▶ Stored data entries
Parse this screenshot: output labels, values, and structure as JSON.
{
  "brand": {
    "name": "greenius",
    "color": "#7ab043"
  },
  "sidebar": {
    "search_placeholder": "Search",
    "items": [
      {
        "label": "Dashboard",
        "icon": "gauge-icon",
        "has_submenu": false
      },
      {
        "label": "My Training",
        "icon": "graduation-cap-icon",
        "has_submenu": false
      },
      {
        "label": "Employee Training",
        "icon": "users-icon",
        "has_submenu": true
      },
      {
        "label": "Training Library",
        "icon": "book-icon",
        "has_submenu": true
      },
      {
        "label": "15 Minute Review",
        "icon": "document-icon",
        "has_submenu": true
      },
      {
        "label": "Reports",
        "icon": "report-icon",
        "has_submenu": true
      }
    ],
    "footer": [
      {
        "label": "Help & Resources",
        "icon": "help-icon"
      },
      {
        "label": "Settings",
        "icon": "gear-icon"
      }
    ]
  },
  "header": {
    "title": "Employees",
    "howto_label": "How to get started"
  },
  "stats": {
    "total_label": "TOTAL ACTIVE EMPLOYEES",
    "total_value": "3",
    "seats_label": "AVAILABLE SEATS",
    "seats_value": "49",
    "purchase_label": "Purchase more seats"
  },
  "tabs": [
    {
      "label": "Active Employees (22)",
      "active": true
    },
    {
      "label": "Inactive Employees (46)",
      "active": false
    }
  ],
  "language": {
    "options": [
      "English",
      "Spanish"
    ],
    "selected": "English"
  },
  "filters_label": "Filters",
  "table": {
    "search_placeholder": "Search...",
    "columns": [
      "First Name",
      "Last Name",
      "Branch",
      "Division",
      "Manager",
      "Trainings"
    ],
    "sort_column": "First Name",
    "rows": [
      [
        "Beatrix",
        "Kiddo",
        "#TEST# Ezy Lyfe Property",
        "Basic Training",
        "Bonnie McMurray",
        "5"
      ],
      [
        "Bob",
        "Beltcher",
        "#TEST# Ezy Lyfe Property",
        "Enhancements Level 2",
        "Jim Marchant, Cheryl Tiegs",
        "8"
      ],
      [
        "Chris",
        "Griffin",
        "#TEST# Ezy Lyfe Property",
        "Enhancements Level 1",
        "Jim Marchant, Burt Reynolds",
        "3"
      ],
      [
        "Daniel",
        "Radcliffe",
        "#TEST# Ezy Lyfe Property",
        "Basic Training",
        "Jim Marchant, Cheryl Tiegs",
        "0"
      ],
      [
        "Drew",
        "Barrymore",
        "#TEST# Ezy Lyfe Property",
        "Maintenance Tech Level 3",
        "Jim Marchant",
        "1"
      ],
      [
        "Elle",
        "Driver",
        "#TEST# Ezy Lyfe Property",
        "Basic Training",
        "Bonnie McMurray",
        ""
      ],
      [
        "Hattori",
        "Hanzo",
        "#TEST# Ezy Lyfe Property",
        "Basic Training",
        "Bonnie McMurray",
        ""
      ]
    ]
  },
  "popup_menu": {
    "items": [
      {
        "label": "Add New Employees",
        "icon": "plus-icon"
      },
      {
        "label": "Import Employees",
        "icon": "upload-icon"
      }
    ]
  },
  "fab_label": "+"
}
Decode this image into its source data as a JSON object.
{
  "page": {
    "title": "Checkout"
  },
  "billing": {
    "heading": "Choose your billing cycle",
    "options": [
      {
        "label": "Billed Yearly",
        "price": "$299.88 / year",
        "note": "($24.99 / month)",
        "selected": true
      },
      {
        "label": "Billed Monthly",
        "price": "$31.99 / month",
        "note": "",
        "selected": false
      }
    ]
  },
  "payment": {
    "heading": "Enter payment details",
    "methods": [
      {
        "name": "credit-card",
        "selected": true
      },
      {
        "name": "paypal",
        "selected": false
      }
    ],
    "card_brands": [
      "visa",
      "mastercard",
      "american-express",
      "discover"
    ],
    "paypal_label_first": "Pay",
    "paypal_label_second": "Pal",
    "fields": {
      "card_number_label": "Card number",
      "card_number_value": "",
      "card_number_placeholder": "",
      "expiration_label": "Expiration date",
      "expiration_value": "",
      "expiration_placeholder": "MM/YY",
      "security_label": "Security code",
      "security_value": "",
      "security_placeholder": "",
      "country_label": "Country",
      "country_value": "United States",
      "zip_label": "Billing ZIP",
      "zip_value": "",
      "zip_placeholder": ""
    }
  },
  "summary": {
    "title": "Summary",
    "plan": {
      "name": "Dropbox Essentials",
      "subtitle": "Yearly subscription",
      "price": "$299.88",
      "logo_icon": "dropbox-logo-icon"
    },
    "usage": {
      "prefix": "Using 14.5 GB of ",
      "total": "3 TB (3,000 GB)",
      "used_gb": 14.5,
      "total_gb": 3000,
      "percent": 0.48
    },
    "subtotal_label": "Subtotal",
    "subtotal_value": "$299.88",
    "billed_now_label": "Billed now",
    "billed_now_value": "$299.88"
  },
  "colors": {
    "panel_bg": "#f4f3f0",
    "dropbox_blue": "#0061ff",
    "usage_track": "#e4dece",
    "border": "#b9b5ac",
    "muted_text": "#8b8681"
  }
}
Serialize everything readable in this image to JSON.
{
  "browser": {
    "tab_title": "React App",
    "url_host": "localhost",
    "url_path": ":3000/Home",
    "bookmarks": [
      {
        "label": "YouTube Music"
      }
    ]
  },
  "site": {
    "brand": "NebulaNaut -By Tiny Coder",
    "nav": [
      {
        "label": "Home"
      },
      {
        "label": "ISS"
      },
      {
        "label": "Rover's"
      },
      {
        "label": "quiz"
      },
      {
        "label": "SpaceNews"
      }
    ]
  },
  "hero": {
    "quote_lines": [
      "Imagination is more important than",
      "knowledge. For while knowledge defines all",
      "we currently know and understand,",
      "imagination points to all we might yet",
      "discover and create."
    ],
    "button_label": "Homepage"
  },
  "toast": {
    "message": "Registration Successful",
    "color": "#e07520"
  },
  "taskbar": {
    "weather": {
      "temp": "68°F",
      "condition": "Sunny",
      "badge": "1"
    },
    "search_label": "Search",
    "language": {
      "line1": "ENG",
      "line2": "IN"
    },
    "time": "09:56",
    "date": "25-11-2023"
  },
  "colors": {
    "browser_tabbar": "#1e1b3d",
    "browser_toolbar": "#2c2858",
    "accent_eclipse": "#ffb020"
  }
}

▶ WORK INSTRUCTIONS
Copy only this span: the line that contains "Serialize everything readable", the last line, and every line between them.

▶ FULL RESPONSE
Serialize everything readable in this image to JSON.
{
  "browser": {
    "tab_title": "React App",
    "url_host": "localhost",
    "url_path": ":3000/Home",
    "bookmarks": [
      {
        "label": "YouTube Music"
      }
    ]
  },
  "site": {
    "brand": "NebulaNaut -By Tiny Coder",
    "nav": [
      {
        "label": "Home"
      },
      {
        "label": "ISS"
      },
      {
        "label": "Rover's"
      },
      {
        "label": "quiz"
      },
      {
        "label": "SpaceNews"
      }
    ]
  },
  "hero": {
    "quote_lines": [
      "Imagination is more important than",
      "knowledge. For while knowledge defines all",
      "we currently know and understand,",
      "imagination points to all we might yet",
      "discover and create."
    ],
    "button_label": "Homepage"
  },
  "toast": {
    "message": "Registration Successful",
    "color": "#e07520"
  },
  "taskbar": {
    "weather": {
      "temp": "68°F",
      "condition": "Sunny",
      "badge": "1"
    },
    "search_label": "Search",
    "language": {
      "line1": "ENG",
      "line2": "IN"
    },
    "time": "09:56",
    "date": "25-11-2023"
  },
  "colors": {
    "browser_tabbar": "#1e1b3d",
    "browser_toolbar": "#2c2858",
    "accent_eclipse": "#ffb020"
  }
}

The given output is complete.